Problem requirements: Retype all of the listing exactly, passing over any picture you find.

Materials provided:

--

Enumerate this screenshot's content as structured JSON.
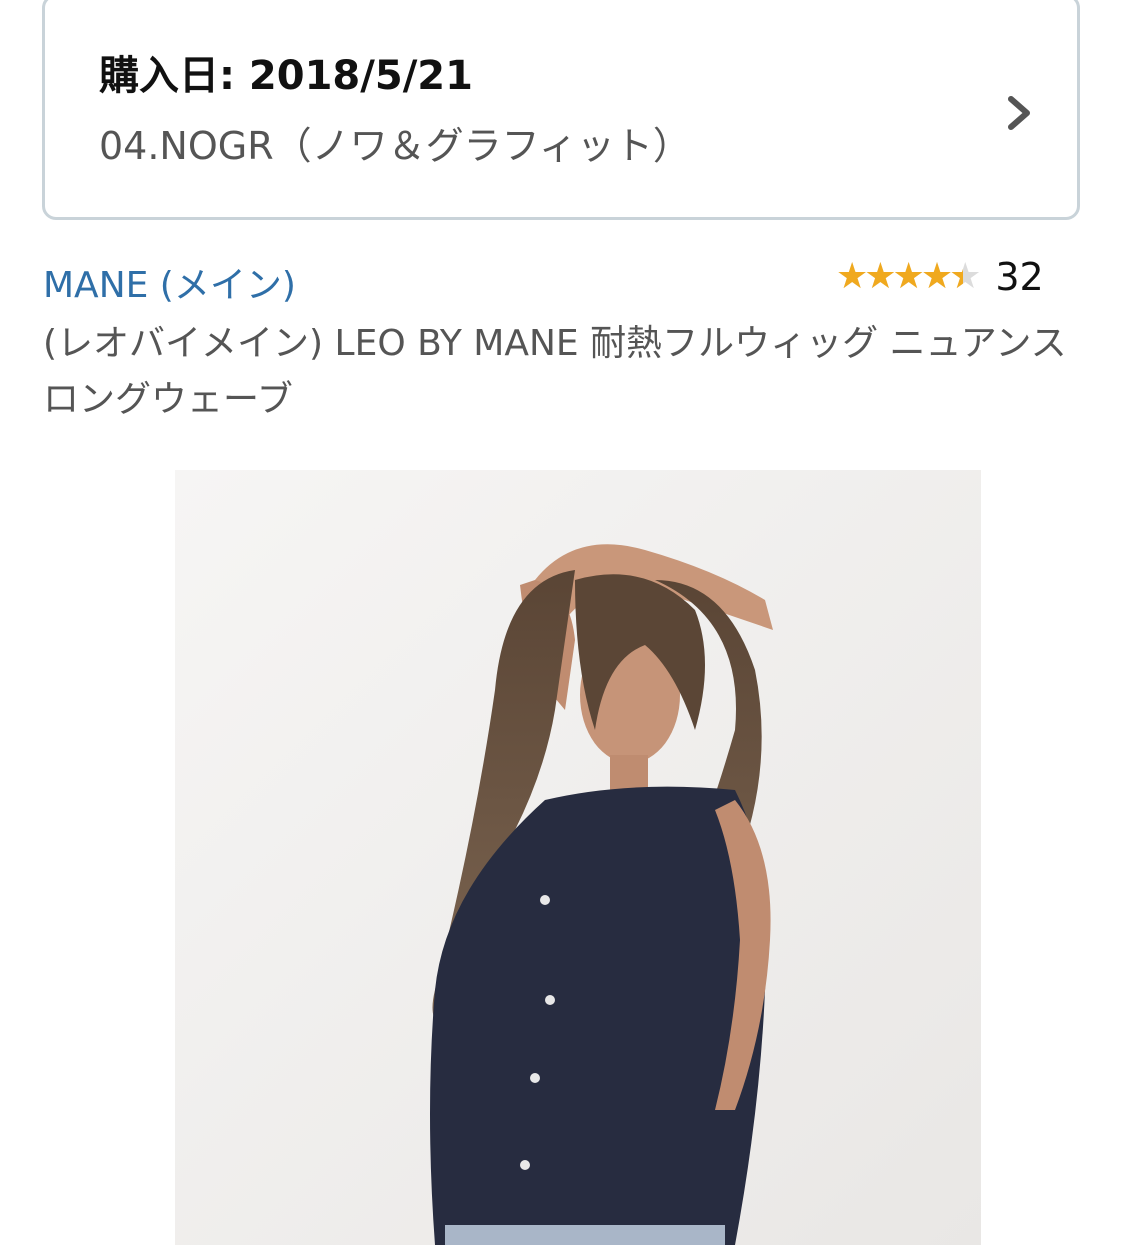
{
  "order": {
    "purchase_date_label": "購入日: 2018/5/21",
    "variant": "04.NOGR（ノワ＆グラフィット）"
  },
  "product": {
    "brand": "MANE (メイン)",
    "title": "(レオバイメイン) LEO BY MANE 耐熱フルウィッグ ニュアンスロングウェーブ",
    "rating_stars": 4.5,
    "rating_max": 5,
    "review_count": "32",
    "image_alt": "product-photo"
  },
  "colors": {
    "link": "#2f6fa8",
    "star_fill": "#f0a91e",
    "star_empty": "#dcdcdc",
    "card_border": "#c9d3d9"
  }
}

--

Result for this task:
Enumerate this screenshot's content as structured JSON.
{
  "order": {
    "purchase_date_label": "購入日: 2018/5/21",
    "variant": "04.NOGR（ノワ＆グラフィット）"
  },
  "product": {
    "brand": "MANE (メイン)",
    "title": "(レオバイメイン) LEO BY MANE 耐熱フルウィッグ ニュアンスロングウェーブ",
    "rating_stars": 4.5,
    "rating_max": 5,
    "review_count": "32",
    "image_alt": "product-photo"
  },
  "colors": {
    "link": "#2f6fa8",
    "star_fill": "#f0a91e",
    "star_empty": "#dcdcdc",
    "card_border": "#c9d3d9"
  }
}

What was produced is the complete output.